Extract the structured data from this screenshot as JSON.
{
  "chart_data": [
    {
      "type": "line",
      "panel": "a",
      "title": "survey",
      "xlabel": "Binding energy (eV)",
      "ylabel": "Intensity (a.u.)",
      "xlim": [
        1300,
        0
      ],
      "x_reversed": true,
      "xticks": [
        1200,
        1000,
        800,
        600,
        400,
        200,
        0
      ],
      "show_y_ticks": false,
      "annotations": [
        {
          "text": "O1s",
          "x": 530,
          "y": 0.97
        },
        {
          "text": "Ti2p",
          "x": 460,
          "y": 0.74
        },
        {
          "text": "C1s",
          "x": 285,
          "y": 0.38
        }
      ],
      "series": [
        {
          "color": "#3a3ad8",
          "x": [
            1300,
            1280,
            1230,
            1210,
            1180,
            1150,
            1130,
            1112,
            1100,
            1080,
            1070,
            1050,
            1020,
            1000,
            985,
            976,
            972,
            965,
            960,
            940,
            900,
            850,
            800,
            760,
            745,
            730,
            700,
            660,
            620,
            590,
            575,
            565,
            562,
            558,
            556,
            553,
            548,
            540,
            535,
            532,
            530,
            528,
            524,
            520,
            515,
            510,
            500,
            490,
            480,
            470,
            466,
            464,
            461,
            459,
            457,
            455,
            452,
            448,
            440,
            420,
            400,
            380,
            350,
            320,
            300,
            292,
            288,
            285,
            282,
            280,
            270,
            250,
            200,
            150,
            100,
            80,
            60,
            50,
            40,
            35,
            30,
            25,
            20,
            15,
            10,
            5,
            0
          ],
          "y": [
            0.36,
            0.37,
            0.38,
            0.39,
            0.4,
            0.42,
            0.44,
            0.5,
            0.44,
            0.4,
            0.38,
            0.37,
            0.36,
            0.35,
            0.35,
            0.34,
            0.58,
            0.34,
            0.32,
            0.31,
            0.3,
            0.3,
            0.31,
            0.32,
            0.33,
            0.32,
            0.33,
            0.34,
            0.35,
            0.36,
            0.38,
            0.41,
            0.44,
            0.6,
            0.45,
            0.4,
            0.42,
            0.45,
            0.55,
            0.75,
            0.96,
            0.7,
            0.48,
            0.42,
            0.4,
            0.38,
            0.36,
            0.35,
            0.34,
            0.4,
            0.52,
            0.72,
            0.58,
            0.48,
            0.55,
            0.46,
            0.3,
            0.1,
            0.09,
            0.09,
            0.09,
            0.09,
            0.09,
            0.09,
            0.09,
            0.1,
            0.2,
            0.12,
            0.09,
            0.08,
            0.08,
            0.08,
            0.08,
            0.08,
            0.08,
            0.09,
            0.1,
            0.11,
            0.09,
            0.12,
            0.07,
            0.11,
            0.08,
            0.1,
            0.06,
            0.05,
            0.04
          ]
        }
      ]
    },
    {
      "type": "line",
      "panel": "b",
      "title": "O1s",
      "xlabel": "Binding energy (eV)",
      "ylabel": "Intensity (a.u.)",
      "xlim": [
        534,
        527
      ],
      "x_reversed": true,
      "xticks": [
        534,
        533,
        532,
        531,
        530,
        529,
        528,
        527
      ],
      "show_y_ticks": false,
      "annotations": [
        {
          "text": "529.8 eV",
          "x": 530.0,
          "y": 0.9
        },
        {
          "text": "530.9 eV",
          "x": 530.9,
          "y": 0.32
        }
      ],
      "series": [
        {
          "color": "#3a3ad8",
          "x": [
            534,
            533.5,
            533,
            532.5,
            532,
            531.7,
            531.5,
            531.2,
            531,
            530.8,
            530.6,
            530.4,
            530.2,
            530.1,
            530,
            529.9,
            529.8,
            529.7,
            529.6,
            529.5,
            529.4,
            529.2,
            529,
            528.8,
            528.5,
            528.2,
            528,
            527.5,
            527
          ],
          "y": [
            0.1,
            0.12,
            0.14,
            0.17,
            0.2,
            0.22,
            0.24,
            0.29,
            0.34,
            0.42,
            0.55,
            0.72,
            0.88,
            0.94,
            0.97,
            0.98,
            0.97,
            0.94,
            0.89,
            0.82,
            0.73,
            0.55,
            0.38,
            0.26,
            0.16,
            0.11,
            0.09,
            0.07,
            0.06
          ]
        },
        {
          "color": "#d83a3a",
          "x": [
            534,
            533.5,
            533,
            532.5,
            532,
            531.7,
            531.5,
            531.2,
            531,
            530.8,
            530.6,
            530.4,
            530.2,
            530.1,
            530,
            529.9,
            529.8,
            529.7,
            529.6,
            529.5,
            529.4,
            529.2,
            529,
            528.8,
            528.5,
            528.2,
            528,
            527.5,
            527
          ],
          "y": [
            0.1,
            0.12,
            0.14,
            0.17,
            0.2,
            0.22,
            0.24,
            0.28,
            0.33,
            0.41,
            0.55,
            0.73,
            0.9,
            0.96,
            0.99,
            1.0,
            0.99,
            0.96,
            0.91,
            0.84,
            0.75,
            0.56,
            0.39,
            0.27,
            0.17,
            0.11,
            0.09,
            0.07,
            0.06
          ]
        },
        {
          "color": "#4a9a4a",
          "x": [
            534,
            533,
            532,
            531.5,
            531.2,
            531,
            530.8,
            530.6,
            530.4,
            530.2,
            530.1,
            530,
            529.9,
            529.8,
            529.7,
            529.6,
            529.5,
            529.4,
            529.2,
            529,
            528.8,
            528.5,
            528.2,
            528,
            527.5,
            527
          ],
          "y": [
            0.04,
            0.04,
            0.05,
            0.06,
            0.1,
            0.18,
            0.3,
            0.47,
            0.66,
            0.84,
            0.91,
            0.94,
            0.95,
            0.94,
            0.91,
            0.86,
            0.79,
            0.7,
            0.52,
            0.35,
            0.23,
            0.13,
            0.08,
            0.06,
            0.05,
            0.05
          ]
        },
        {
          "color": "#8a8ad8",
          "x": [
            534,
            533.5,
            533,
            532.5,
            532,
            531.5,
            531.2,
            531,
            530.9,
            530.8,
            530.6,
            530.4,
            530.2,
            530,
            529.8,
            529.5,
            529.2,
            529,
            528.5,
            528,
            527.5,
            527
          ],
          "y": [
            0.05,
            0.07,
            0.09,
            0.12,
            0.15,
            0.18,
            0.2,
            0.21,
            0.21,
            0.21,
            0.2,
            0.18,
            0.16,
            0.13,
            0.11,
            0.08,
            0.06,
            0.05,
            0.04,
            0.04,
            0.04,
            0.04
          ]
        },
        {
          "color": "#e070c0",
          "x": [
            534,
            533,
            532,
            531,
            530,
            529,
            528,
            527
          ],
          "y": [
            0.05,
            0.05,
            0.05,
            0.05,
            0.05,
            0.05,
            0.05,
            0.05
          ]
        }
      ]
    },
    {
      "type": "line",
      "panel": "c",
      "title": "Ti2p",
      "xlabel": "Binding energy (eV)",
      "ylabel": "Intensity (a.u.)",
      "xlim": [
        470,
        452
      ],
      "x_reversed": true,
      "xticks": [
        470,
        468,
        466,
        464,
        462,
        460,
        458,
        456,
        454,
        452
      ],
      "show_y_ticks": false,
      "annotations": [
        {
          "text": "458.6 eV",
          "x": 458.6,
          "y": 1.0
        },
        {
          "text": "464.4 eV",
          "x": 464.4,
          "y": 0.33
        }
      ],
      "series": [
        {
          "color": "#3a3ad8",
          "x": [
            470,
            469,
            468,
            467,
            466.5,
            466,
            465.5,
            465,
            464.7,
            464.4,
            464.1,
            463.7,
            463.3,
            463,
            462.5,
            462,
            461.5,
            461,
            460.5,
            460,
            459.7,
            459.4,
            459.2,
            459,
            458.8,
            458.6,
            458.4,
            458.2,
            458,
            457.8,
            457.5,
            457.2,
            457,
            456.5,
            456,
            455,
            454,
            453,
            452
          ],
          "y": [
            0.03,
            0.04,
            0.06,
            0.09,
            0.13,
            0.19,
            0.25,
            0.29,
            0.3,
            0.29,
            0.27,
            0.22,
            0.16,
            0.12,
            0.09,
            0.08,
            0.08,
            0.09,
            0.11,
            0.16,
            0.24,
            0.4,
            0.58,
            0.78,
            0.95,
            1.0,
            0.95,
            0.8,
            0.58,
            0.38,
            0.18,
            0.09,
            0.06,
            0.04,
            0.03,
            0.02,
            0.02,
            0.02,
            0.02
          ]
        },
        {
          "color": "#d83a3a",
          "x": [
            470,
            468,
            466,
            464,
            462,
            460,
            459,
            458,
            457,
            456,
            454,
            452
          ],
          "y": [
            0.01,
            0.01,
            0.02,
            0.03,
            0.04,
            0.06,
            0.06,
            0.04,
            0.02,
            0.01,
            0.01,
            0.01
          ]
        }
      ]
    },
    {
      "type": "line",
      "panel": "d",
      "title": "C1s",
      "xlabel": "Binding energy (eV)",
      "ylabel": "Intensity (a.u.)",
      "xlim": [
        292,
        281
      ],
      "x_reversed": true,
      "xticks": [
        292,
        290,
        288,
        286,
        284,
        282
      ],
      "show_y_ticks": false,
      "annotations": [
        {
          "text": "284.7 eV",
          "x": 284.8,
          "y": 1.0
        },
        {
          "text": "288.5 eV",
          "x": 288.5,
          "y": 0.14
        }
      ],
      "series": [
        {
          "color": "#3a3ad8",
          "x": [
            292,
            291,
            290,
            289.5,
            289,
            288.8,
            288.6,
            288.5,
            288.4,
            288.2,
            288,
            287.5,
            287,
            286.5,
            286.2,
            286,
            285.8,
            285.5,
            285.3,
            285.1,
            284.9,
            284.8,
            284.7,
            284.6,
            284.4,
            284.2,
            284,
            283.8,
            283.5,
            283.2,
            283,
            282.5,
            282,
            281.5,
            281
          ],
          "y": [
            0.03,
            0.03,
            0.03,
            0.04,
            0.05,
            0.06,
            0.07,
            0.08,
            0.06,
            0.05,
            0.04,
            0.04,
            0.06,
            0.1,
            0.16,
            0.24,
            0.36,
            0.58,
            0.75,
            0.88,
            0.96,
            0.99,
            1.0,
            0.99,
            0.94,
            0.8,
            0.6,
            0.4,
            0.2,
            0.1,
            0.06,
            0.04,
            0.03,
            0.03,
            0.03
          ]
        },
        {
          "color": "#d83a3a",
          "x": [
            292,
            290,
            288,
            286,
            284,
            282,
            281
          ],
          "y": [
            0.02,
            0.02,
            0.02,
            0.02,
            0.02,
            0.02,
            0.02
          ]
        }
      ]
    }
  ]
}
----------------------------------------
AIM
Using the records above, say how many lines include the string "title". Only the number is wanted.

ANSWER TO THE EXERCISE
4